Records from a data collection
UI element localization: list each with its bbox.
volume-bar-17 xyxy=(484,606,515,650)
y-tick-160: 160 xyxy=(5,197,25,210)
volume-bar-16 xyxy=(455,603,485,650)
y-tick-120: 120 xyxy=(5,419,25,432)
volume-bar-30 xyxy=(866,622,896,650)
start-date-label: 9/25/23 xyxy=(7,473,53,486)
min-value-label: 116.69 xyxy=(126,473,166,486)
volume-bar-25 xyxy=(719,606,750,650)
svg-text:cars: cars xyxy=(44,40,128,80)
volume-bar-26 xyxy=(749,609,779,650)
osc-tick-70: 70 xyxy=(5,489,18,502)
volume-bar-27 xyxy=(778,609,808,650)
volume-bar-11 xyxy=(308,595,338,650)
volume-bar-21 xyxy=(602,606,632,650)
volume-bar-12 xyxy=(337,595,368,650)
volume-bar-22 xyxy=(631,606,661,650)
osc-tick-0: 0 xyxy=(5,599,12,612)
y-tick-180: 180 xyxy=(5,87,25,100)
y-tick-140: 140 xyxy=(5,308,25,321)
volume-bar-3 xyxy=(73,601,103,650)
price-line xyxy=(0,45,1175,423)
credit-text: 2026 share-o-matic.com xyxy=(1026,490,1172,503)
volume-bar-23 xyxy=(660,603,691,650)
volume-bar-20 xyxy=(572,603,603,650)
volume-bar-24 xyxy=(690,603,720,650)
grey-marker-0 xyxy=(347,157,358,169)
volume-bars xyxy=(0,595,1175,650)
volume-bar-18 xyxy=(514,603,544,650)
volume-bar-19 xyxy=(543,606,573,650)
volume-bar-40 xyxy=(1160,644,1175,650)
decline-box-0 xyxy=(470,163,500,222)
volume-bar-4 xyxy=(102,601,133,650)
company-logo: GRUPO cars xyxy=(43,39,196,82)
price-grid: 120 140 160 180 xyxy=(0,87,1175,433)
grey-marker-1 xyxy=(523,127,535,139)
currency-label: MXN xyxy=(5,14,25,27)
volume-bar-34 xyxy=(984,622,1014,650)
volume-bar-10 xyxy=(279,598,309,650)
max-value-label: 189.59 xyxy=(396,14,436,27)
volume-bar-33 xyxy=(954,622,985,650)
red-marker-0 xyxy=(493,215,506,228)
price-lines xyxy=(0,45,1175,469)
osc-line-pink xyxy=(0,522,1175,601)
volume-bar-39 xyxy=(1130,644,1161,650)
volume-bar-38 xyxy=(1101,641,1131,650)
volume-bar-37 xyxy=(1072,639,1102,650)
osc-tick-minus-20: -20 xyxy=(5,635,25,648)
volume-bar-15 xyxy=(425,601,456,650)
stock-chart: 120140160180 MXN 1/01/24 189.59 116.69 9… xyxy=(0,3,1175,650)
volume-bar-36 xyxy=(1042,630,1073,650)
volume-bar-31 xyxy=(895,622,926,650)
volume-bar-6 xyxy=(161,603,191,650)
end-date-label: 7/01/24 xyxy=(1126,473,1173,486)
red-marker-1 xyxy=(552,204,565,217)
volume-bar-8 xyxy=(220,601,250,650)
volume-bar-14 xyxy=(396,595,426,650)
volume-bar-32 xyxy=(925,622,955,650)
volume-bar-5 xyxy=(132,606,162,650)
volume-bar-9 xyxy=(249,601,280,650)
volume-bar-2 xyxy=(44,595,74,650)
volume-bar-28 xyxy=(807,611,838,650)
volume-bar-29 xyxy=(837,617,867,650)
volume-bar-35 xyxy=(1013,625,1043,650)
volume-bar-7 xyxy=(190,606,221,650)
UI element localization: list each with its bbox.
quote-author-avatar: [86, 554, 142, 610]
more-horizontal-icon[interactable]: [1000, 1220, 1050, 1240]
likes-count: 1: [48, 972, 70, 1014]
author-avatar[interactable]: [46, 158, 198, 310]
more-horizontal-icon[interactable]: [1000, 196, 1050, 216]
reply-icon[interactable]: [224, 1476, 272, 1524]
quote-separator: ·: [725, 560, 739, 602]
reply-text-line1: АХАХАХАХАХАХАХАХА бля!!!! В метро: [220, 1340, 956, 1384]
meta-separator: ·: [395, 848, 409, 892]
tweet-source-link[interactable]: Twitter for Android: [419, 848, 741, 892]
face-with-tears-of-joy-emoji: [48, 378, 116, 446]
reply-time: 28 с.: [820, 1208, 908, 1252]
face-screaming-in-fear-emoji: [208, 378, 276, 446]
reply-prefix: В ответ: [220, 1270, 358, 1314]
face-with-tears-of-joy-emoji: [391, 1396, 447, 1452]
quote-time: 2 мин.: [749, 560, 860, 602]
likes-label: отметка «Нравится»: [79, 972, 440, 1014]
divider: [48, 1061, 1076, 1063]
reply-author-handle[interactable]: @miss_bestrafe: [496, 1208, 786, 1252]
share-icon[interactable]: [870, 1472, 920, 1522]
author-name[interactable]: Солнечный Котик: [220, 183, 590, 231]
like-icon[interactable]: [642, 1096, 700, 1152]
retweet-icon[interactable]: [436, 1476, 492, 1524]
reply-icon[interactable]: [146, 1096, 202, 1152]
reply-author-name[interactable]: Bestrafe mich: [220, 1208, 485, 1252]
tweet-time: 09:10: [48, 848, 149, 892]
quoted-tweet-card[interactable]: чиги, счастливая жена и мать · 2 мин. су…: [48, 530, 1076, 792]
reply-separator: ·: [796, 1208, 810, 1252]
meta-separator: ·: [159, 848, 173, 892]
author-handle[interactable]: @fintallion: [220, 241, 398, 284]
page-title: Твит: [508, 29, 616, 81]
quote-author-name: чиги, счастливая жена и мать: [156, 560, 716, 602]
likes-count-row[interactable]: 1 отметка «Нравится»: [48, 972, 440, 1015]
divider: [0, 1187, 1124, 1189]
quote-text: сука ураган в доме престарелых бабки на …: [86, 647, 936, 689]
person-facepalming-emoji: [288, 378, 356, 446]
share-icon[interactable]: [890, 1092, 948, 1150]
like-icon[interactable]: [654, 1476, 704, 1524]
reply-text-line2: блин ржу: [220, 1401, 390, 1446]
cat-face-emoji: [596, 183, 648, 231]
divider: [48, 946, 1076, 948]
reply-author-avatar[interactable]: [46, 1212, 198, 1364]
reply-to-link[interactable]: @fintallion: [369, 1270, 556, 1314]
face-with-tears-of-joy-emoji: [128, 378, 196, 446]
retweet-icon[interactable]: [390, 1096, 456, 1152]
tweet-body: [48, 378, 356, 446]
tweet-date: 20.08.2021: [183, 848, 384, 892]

> [Task objective]: Locate every line in the listing above that contains the string "count", matching uppercase and lowercase letters exactly, and copy each of those lines.

> [Output of the task]:
likes-count: 1: [48, 972, 70, 1014]
likes-count-row[interactable]: 1 отметка «Нравится»: [48, 972, 440, 1015]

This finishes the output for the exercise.